### Instructions for the task
Copy each record exactly as it reads, leaving out any pictures it holds.

########################################

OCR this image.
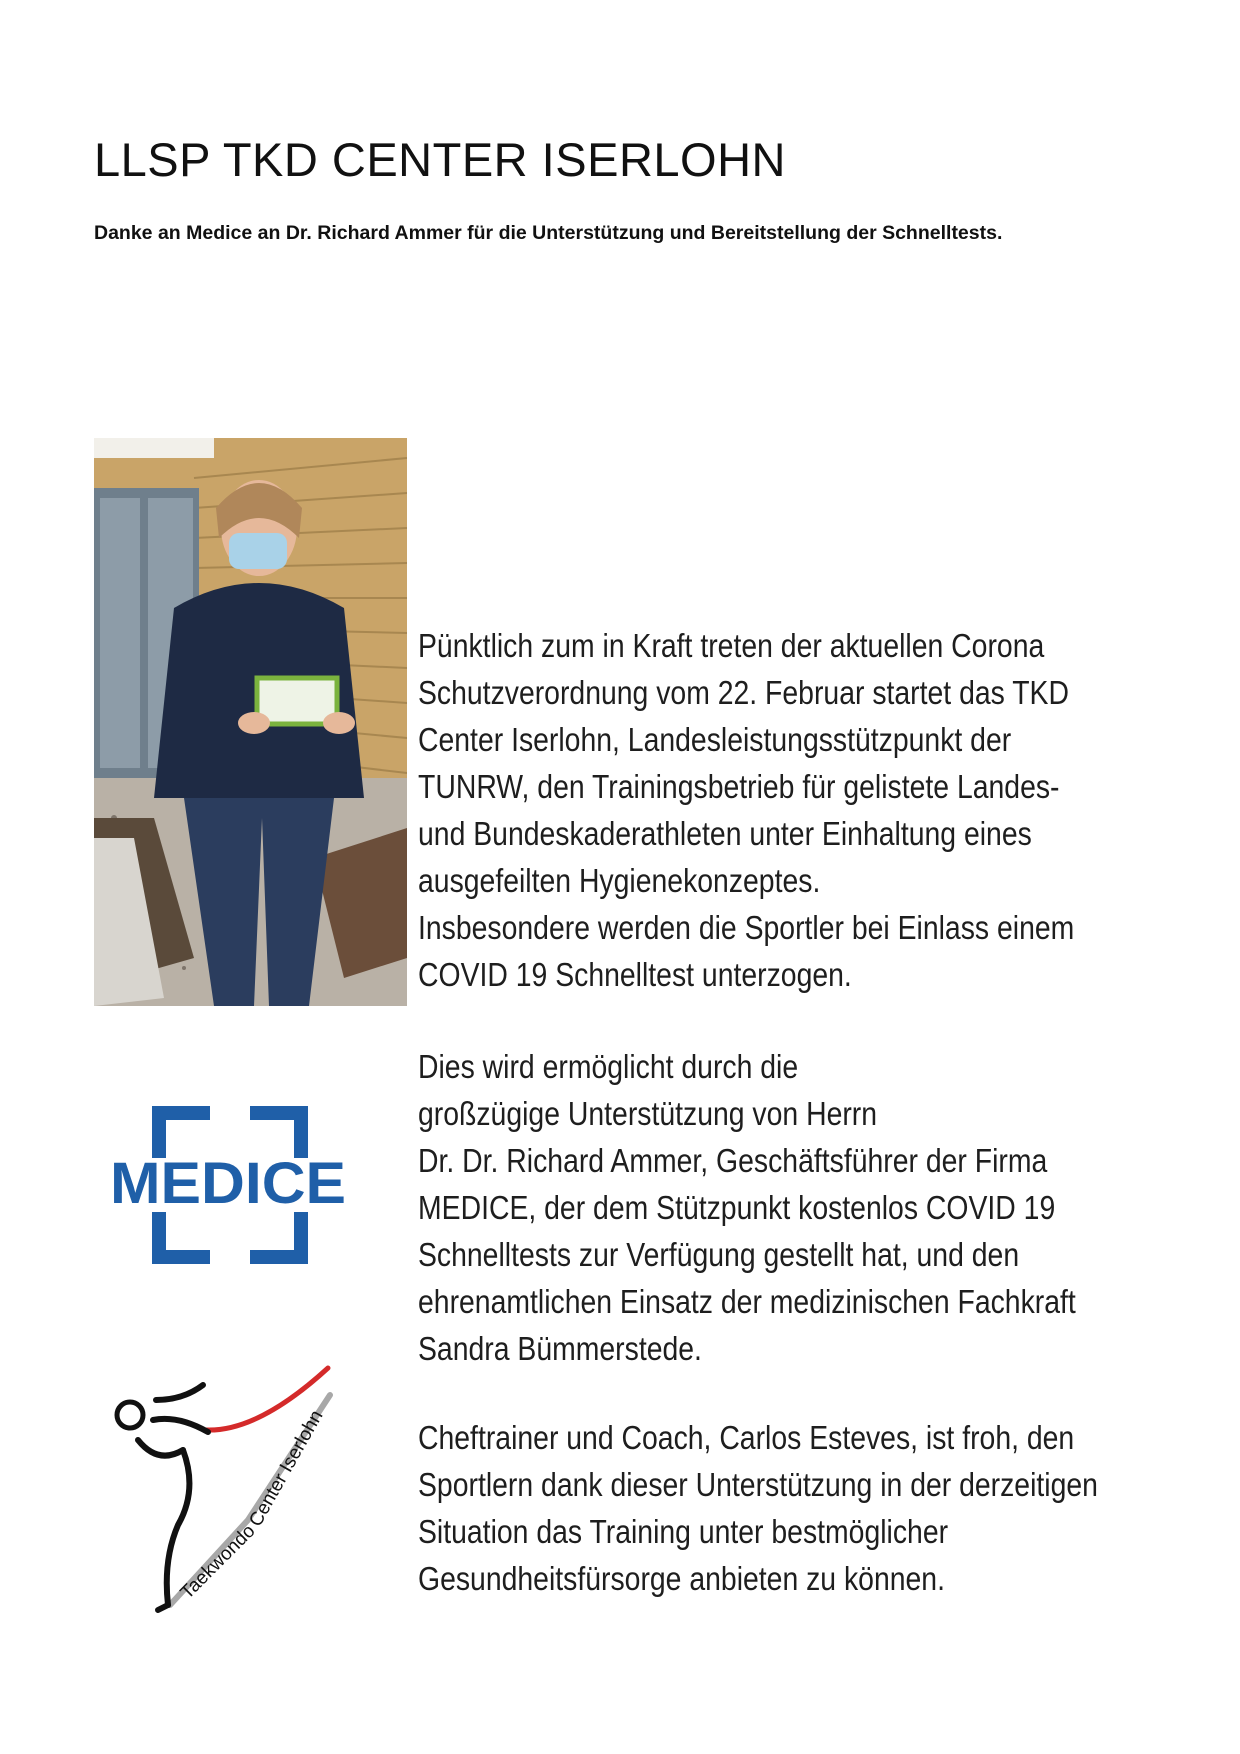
LLSP TKD CENTER ISERLOHN

Danke an Medice an Dr. Richard Ammer für die Unterstützung und Bereitstellung der Schnelltests.

MEDICE
Taekwondo Center Iserlohn

Pünktlich zum in Kraft treten der aktuellen Corona
Schutzverordnung vom 22. Februar startet das TKD
Center Iserlohn, Landesleistungsstützpunkt der
TUNRW, den Trainingsbetrieb für gelistete Landes-
und Bundeskaderathleten unter Einhaltung eines
ausgefeilten Hygienekonzeptes.
Insbesondere werden die Sportler bei Einlass einem
COVID 19 Schnelltest unterzogen.

Dies wird ermöglicht durch die
großzügige Unterstützung von Herrn
Dr. Dr. Richard Ammer, Geschäftsführer der Firma
MEDICE, der dem Stützpunkt kostenlos COVID 19
Schnelltests zur Verfügung gestellt hat, und den
ehrenamtlichen Einsatz der medizinischen Fachkraft
Sandra Bümmerstede.

Cheftrainer und Coach, Carlos Esteves, ist froh, den
Sportlern dank dieser Unterstützung in der derzeitigen
Situation das Training unter bestmöglicher
Gesundheitsfürsorge anbieten zu können.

########################################

### Response to the task
OCR this image.
LLSP TKD CENTER ISERLOHN

Danke an Medice an Dr. Richard Ammer für die Unterstützung und Bereitstellung der Schnelltests.

MEDICE
Taekwondo Center Iserlohn

Pünktlich zum in Kraft treten der aktuellen Corona
Schutzverordnung vom 22. Februar startet das TKD
Center Iserlohn, Landesleistungsstützpunkt der
TUNRW, den Trainingsbetrieb für gelistete Landes-
und Bundeskaderathleten unter Einhaltung eines
ausgefeilten Hygienekonzeptes.
Insbesondere werden die Sportler bei Einlass einem
COVID 19 Schnelltest unterzogen.

Dies wird ermöglicht durch die
großzügige Unterstützung von Herrn
Dr. Dr. Richard Ammer, Geschäftsführer der Firma
MEDICE, der dem Stützpunkt kostenlos COVID 19
Schnelltests zur Verfügung gestellt hat, und den
ehrenamtlichen Einsatz der medizinischen Fachkraft
Sandra Bümmerstede.

Cheftrainer und Coach, Carlos Esteves, ist froh, den
Sportlern dank dieser Unterstützung in der derzeitigen
Situation das Training unter bestmöglicher
Gesundheitsfürsorge anbieten zu können.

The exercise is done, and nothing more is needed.